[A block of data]
--------------------------------------------------

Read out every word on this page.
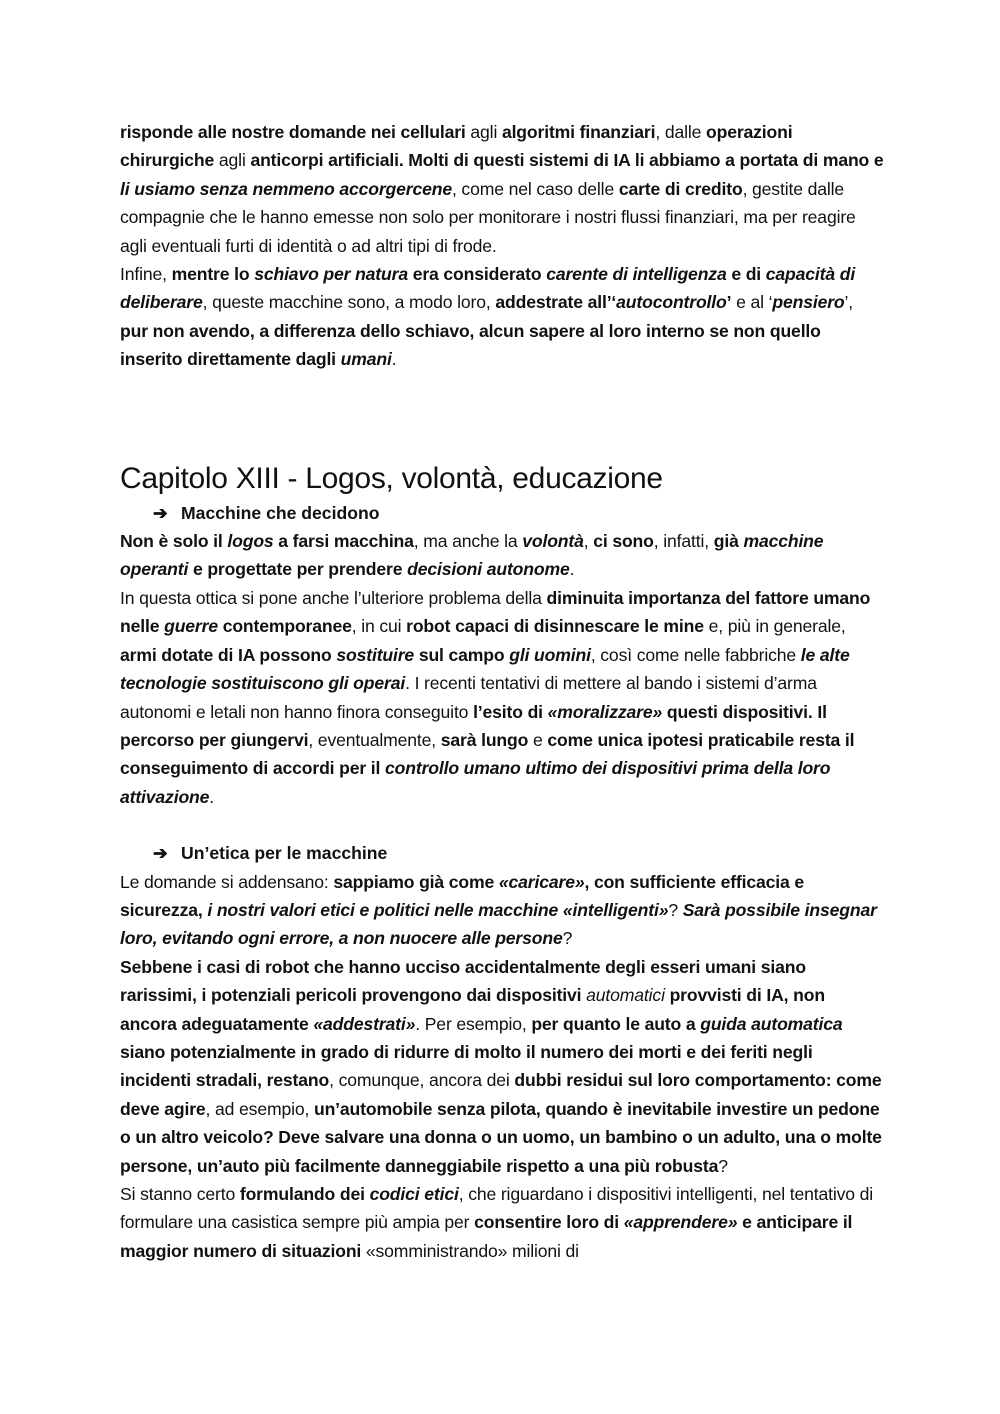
risponde alle nostre domande nei cellulari agli algoritmi finanziari, dalle operazioni chirurgiche agli anticorpi artificiali. Molti di questi sistemi di IA li abbiamo a portata di mano e li usiamo senza nemmeno accorgercene, come nel caso delle carte di credito, gestite dalle compagnie che le hanno emesse non solo per monitorare i nostri flussi finanziari, ma per reagire agli eventuali furti di identità o ad altri tipi di frode.

Infine, mentre lo schiavo per natura era considerato carente di intelligenza e di capacità di deliberare, queste macchine sono, a modo loro, addestrate all’‘autocontrollo’ e al ‘pensiero’, pur non avendo, a differenza dello schiavo, alcun sapere al loro interno se non quello inserito direttamente dagli umani.

Capitolo XIII - Logos, volontà, educazione

➔ Macchine che decidono

Non è solo il logos a farsi macchina, ma anche la volontà, ci sono, infatti, già macchine operanti e progettate per prendere decisioni autonome.

In questa ottica si pone anche l’ulteriore problema della diminuita importanza del fattore umano nelle guerre contemporanee, in cui robot capaci di disinnescare le mine e, più in generale, armi dotate di IA possono sostituire sul campo gli uomini, così come nelle fabbriche le alte tecnologie sostituiscono gli operai. I recenti tentativi di mettere al bando i sistemi d’arma autonomi e letali non hanno finora conseguito l’esito di «moralizzare» questi dispositivi. Il percorso per giungervi, eventualmente, sarà lungo e come unica ipotesi praticabile resta il conseguimento di accordi per il controllo umano ultimo dei dispositivi prima della loro attivazione.

➔ Un’etica per le macchine

Le domande si addensano: sappiamo già come «caricare», con sufficiente efficacia e sicurezza, i nostri valori etici e politici nelle macchine «intelligenti»? Sarà possibile insegnar loro, evitando ogni errore, a non nuocere alle persone?

Sebbene i casi di robot che hanno ucciso accidentalmente degli esseri umani siano rarissimi, i potenziali pericoli provengono dai dispositivi automatici provvisti di IA, non ancora adeguatamente «addestrati». Per esempio, per quanto le auto a guida automatica siano potenzialmente in grado di ridurre di molto il numero dei morti e dei feriti negli incidenti stradali, restano, comunque, ancora dei dubbi residui sul loro comportamento: come deve agire, ad esempio, un’automobile senza pilota, quando è inevitabile investire un pedone o un altro veicolo? Deve salvare una donna o un uomo, un bambino o un adulto, una o molte persone, un’auto più facilmente danneggiabile rispetto a una più robusta?

Si stanno certo formulando dei codici etici, che riguardano i dispositivi intelligenti, nel tentativo di formulare una casistica sempre più ampia per consentire loro di «apprendere» e anticipare il maggior numero di situazioni «somministrando» milioni di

--------------------------------------------------

■ WHAT IS REQUIRED
Tally the lines in the listing that hold "solo" and report the number alone.

■ RESULT
2